Written instruction:
Please quote every line word for word.
======== Entries shown
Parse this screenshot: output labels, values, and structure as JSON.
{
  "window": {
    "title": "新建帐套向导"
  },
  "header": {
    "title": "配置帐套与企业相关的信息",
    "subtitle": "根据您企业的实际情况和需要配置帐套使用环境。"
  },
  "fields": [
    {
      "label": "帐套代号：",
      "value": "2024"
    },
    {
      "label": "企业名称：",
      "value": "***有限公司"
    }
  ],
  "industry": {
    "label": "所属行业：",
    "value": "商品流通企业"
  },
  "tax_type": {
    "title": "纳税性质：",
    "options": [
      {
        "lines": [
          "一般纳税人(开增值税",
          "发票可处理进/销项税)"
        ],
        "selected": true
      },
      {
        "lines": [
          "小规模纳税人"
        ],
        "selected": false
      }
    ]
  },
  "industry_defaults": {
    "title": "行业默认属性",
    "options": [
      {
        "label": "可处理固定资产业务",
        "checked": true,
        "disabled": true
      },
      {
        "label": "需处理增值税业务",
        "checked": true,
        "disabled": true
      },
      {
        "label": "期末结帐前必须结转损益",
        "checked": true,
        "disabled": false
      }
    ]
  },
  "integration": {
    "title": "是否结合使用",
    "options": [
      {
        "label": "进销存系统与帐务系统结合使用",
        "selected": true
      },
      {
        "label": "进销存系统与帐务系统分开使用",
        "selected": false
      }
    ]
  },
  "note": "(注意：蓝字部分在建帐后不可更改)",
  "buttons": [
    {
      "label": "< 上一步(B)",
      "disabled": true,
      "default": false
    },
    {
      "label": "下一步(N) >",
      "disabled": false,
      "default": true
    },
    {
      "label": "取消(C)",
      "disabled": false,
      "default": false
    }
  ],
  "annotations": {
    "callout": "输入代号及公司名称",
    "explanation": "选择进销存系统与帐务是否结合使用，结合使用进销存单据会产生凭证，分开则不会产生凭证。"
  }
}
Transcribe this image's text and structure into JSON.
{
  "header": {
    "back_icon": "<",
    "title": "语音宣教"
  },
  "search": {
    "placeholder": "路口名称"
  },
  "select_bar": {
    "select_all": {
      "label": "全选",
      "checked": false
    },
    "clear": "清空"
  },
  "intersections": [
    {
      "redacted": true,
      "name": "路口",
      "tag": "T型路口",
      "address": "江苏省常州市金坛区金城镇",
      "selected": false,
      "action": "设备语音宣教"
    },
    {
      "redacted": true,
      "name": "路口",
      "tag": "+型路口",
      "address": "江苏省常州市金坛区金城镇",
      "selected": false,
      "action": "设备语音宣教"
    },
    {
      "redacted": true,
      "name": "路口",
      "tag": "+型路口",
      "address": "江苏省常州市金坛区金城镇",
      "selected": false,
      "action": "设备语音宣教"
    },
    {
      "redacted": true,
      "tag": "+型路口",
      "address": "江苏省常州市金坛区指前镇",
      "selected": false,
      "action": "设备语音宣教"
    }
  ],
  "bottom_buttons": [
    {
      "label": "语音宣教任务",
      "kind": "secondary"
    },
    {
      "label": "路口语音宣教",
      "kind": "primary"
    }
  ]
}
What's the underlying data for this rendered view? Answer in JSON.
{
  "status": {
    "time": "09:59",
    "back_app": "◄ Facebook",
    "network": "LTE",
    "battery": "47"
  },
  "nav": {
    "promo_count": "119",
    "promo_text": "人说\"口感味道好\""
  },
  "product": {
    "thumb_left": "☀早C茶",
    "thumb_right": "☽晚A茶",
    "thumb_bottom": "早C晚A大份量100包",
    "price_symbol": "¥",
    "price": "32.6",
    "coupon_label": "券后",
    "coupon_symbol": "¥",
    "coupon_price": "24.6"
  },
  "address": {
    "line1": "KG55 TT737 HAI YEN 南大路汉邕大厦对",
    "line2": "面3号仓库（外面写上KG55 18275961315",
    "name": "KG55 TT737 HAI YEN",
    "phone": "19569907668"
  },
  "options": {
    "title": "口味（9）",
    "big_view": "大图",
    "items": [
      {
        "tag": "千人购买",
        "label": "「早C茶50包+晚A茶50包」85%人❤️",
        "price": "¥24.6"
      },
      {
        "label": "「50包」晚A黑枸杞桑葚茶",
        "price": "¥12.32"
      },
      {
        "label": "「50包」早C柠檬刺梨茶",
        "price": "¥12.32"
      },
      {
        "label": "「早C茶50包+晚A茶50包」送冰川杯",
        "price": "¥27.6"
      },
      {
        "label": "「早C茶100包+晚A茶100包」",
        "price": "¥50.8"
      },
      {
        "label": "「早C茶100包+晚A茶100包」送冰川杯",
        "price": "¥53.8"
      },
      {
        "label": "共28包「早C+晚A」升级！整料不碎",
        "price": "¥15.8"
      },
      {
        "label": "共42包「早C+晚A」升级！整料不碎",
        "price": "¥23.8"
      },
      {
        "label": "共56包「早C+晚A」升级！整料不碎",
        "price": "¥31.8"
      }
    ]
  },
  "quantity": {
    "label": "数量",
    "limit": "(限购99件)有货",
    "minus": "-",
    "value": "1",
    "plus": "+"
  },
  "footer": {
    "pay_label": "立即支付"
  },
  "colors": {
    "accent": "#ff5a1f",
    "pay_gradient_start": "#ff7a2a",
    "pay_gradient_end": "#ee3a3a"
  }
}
================
Expected answer:
Parse this screenshot: output labels, values, and structure as JSON.
{
  "window": {
    "title": "新建帐套向导"
  },
  "header": {
    "title": "配置帐套与企业相关的信息",
    "subtitle": "根据您企业的实际情况和需要配置帐套使用环境。"
  },
  "fields": [
    {
      "label": "帐套代号：",
      "value": "2024"
    },
    {
      "label": "企业名称：",
      "value": "***有限公司"
    }
  ],
  "industry": {
    "label": "所属行业：",
    "value": "商品流通企业"
  },
  "tax_type": {
    "title": "纳税性质：",
    "options": [
      {
        "lines": [
          "一般纳税人(开增值税",
          "发票可处理进/销项税)"
        ],
        "selected": true
      },
      {
        "lines": [
          "小规模纳税人"
        ],
        "selected": false
      }
    ]
  },
  "industry_defaults": {
    "title": "行业默认属性",
    "options": [
      {
        "label": "可处理固定资产业务",
        "checked": true,
        "disabled": true
      },
      {
        "label": "需处理增值税业务",
        "checked": true,
        "disabled": true
      },
      {
        "label": "期末结帐前必须结转损益",
        "checked": true,
        "disabled": false
      }
    ]
  },
  "integration": {
    "title": "是否结合使用",
    "options": [
      {
        "label": "进销存系统与帐务系统结合使用",
        "selected": true
      },
      {
        "label": "进销存系统与帐务系统分开使用",
        "selected": false
      }
    ]
  },
  "note": "(注意：蓝字部分在建帐后不可更改)",
  "buttons": [
    {
      "label": "< 上一步(B)",
      "disabled": true,
      "default": false
    },
    {
      "label": "下一步(N) >",
      "disabled": false,
      "default": true
    },
    {
      "label": "取消(C)",
      "disabled": false,
      "default": false
    }
  ],
  "annotations": {
    "callout": "输入代号及公司名称",
    "explanation": "选择进销存系统与帐务是否结合使用，结合使用进销存单据会产生凭证，分开则不会产生凭证。"
  }
}
Transcribe this image's text and structure into JSON.
{
  "header": {
    "back_icon": "<",
    "title": "语音宣教"
  },
  "search": {
    "placeholder": "路口名称"
  },
  "select_bar": {
    "select_all": {
      "label": "全选",
      "checked": false
    },
    "clear": "清空"
  },
  "intersections": [
    {
      "redacted": true,
      "name": "路口",
      "tag": "T型路口",
      "address": "江苏省常州市金坛区金城镇",
      "selected": false,
      "action": "设备语音宣教"
    },
    {
      "redacted": true,
      "name": "路口",
      "tag": "+型路口",
      "address": "江苏省常州市金坛区金城镇",
      "selected": false,
      "action": "设备语音宣教"
    },
    {
      "redacted": true,
      "name": "路口",
      "tag": "+型路口",
      "address": "江苏省常州市金坛区金城镇",
      "selected": false,
      "action": "设备语音宣教"
    },
    {
      "redacted": true,
      "tag": "+型路口",
      "address": "江苏省常州市金坛区指前镇",
      "selected": false,
      "action": "设备语音宣教"
    }
  ],
  "bottom_buttons": [
    {
      "label": "语音宣教任务",
      "kind": "secondary"
    },
    {
      "label": "路口语音宣教",
      "kind": "primary"
    }
  ]
}
What's the underlying data for this rendered view? Answer in JSON.
{
  "status": {
    "time": "09:59",
    "back_app": "◄ Facebook",
    "network": "LTE",
    "battery": "47"
  },
  "nav": {
    "promo_count": "119",
    "promo_text": "人说\"口感味道好\""
  },
  "product": {
    "thumb_left": "☀早C茶",
    "thumb_right": "☽晚A茶",
    "thumb_bottom": "早C晚A大份量100包",
    "price_symbol": "¥",
    "price": "32.6",
    "coupon_label": "券后",
    "coupon_symbol": "¥",
    "coupon_price": "24.6"
  },
  "address": {
    "line1": "KG55 TT737 HAI YEN 南大路汉邕大厦对",
    "line2": "面3号仓库（外面写上KG55 18275961315",
    "name": "KG55 TT737 HAI YEN",
    "phone": "19569907668"
  },
  "options": {
    "title": "口味（9）",
    "big_view": "大图",
    "items": [
      {
        "tag": "千人购买",
        "label": "「早C茶50包+晚A茶50包」85%人❤️",
        "price": "¥24.6"
      },
      {
        "label": "「50包」晚A黑枸杞桑葚茶",
        "price": "¥12.32"
      },
      {
        "label": "「50包」早C柠檬刺梨茶",
        "price": "¥12.32"
      },
      {
        "label": "「早C茶50包+晚A茶50包」送冰川杯",
        "price": "¥27.6"
      },
      {
        "label": "「早C茶100包+晚A茶100包」",
        "price": "¥50.8"
      },
      {
        "label": "「早C茶100包+晚A茶100包」送冰川杯",
        "price": "¥53.8"
      },
      {
        "label": "共28包「早C+晚A」升级！整料不碎",
        "price": "¥15.8"
      },
      {
        "label": "共42包「早C+晚A」升级！整料不碎",
        "price": "¥23.8"
      },
      {
        "label": "共56包「早C+晚A」升级！整料不碎",
        "price": "¥31.8"
      }
    ]
  },
  "quantity": {
    "label": "数量",
    "limit": "(限购99件)有货",
    "minus": "-",
    "value": "1",
    "plus": "+"
  },
  "footer": {
    "pay_label": "立即支付"
  },
  "colors": {
    "accent": "#ff5a1f",
    "pay_gradient_start": "#ff7a2a",
    "pay_gradient_end": "#ee3a3a"
  }
}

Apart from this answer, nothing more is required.